■ Instruction
Pull out each line of the data that includes the word "lorries".

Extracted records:
* * * * *

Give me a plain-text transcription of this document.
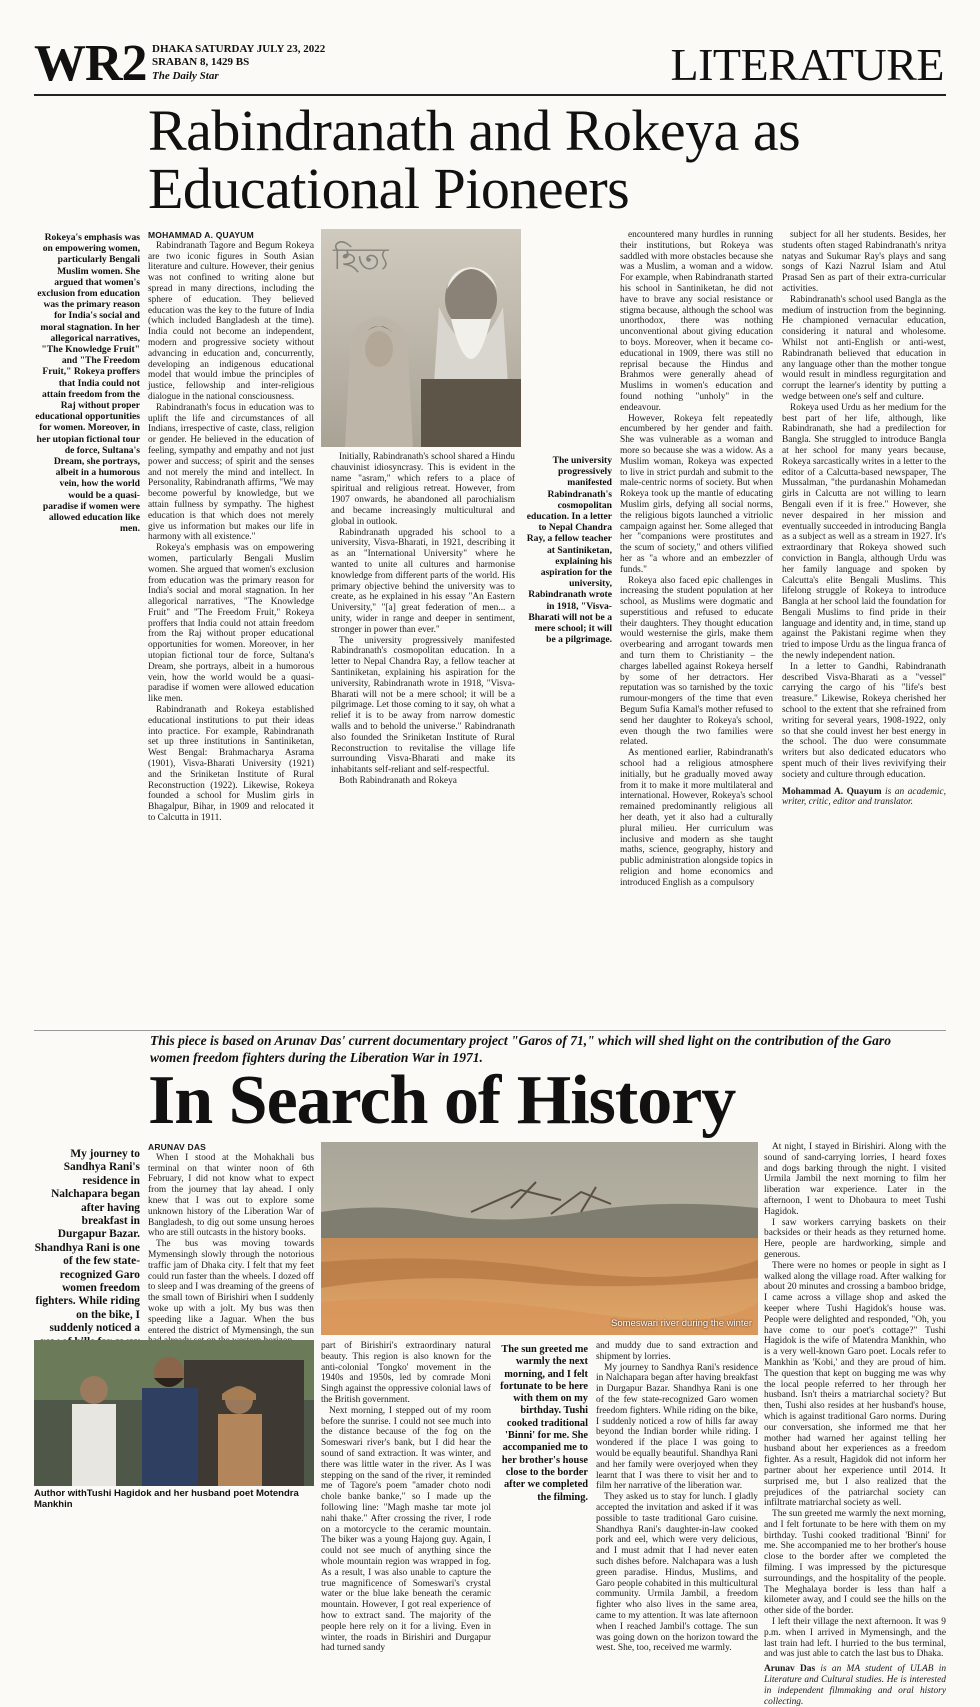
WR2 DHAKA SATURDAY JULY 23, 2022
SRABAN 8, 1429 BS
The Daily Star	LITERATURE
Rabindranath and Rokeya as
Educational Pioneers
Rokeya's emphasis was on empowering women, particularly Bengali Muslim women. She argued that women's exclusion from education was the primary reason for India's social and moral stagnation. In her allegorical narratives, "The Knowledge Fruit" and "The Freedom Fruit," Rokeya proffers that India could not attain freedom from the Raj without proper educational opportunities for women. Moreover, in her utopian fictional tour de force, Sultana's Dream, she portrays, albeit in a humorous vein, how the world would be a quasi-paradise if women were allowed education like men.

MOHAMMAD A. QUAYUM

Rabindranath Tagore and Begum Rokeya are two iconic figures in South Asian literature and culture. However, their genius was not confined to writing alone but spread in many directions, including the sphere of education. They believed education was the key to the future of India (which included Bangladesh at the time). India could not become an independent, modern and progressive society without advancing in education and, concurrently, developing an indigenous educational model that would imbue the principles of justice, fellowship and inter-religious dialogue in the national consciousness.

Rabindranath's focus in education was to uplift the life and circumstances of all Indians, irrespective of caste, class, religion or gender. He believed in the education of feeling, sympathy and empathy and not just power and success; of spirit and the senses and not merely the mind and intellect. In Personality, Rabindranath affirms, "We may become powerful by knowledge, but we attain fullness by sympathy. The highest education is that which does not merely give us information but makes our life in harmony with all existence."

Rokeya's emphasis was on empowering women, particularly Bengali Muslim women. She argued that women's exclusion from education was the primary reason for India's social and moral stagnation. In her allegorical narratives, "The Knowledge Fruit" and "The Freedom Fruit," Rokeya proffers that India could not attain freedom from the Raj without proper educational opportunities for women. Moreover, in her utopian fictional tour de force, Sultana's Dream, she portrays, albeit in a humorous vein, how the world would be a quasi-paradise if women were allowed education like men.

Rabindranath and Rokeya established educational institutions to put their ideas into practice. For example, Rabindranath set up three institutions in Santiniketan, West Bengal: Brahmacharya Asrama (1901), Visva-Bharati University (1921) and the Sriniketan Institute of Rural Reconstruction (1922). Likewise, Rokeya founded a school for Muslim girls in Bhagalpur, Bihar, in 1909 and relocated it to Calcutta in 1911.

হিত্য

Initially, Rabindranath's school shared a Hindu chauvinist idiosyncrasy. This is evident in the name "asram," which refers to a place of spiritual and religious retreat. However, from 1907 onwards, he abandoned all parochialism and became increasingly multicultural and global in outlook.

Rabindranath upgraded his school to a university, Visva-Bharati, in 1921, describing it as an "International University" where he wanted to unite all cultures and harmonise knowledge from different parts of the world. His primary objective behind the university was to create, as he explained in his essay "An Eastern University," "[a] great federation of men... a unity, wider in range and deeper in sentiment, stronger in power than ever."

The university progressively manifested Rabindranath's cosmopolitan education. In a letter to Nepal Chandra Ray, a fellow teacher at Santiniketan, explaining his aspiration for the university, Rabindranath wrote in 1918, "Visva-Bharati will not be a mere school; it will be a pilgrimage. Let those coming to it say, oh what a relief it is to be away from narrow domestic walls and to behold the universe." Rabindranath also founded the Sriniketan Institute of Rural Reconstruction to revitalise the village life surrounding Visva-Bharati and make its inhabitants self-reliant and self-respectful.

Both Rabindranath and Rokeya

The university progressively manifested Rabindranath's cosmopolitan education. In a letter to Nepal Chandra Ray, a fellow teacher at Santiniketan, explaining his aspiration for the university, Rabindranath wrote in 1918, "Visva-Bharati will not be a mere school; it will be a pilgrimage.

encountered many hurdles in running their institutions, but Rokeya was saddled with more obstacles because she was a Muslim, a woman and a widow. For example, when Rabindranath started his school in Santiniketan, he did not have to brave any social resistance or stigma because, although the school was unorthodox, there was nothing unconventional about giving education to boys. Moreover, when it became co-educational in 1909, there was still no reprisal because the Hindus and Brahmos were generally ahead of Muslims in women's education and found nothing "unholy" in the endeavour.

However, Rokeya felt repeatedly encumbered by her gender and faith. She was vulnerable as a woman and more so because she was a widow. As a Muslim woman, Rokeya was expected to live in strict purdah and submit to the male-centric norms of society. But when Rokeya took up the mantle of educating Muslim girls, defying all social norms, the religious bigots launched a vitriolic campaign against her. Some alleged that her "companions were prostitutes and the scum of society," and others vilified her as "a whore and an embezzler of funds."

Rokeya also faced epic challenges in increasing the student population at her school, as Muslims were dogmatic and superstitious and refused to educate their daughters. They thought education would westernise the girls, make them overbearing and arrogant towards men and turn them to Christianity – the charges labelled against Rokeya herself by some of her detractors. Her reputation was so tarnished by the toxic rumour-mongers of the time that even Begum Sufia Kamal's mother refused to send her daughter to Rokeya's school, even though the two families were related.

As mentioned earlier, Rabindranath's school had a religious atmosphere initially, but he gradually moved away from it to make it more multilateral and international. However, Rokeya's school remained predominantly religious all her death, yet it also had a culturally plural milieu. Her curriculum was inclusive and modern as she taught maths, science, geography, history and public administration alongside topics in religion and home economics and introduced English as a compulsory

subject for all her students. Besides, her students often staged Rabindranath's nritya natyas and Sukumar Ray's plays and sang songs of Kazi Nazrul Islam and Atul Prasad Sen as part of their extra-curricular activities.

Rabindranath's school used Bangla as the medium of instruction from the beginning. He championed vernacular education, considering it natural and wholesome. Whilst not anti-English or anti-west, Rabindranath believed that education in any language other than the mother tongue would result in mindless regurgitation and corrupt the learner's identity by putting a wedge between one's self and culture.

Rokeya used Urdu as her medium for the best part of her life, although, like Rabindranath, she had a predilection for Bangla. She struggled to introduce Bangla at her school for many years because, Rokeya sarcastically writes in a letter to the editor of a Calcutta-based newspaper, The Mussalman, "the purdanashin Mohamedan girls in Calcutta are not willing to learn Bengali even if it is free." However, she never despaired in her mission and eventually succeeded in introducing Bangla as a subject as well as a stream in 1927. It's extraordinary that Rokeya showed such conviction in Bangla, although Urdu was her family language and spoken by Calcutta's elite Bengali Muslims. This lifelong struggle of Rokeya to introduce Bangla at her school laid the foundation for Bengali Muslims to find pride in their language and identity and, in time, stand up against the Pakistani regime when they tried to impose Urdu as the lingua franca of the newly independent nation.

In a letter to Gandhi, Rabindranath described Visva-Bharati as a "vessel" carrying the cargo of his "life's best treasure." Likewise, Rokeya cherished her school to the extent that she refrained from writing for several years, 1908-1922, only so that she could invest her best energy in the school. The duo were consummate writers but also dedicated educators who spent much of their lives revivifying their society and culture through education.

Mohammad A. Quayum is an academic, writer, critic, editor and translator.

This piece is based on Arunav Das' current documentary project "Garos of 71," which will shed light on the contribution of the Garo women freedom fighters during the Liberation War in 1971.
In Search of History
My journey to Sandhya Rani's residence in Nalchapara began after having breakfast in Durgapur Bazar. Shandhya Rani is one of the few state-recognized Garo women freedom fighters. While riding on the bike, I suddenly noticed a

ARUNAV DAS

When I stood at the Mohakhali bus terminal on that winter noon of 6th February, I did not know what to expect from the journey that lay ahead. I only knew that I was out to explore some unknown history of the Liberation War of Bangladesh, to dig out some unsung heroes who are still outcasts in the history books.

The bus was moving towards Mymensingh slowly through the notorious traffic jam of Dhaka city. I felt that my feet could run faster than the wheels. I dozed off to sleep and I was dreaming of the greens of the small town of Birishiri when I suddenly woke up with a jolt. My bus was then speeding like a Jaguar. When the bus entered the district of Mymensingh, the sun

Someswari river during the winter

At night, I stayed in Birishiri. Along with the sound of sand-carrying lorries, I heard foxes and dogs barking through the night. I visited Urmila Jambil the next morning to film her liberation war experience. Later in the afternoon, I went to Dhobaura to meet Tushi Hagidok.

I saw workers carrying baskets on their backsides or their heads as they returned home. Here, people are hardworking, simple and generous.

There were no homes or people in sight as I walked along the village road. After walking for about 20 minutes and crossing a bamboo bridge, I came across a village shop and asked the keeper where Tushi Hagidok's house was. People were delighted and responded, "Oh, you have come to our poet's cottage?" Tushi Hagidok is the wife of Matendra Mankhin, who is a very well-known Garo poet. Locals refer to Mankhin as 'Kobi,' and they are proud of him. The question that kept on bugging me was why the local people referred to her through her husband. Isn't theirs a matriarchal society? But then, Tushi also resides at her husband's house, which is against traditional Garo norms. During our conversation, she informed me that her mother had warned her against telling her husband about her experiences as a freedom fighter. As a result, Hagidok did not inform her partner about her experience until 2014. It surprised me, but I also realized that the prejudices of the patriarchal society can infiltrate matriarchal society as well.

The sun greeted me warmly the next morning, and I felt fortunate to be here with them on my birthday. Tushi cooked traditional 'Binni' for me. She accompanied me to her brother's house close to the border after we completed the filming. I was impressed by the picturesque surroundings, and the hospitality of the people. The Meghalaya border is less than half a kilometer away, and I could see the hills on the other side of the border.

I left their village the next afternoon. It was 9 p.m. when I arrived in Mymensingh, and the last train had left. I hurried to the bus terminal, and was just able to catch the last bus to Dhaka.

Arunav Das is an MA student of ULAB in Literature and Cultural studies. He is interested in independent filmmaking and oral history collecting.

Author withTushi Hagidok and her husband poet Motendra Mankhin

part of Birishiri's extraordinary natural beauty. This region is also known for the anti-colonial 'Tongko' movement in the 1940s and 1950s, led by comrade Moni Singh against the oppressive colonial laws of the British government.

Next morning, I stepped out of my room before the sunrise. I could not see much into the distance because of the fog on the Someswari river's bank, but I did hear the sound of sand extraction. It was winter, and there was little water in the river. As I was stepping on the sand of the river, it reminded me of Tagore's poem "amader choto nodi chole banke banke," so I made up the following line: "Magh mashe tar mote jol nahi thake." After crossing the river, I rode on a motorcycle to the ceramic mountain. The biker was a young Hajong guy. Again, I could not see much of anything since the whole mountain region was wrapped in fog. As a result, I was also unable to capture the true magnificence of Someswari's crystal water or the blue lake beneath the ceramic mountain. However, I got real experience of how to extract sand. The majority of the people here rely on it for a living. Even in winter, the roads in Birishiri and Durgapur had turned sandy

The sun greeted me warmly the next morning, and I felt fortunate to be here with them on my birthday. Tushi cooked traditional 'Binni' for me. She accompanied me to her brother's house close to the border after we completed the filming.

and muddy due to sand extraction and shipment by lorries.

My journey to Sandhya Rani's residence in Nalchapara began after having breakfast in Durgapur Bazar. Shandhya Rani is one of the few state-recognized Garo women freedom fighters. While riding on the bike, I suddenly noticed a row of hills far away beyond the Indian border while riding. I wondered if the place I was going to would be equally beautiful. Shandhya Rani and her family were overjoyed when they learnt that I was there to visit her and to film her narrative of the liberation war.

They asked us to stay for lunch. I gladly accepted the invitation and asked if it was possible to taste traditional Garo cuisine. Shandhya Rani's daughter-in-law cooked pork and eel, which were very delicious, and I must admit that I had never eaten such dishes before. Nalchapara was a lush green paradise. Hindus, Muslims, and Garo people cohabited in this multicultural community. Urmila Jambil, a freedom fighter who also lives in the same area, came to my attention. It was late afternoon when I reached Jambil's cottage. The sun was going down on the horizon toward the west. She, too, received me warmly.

* * * * *

■ Task output
At night, I stayed in Birishiri. Along with the sound of sand-carrying lorries, I heard foxes and dogs barking through the night. I visited Urmila Jambil the next morning to film her liberation war experience. Later in the afternoon, I went to Dhobaura to meet Tushi Hagidok.
and muddy due to sand extraction and shipment by lorries.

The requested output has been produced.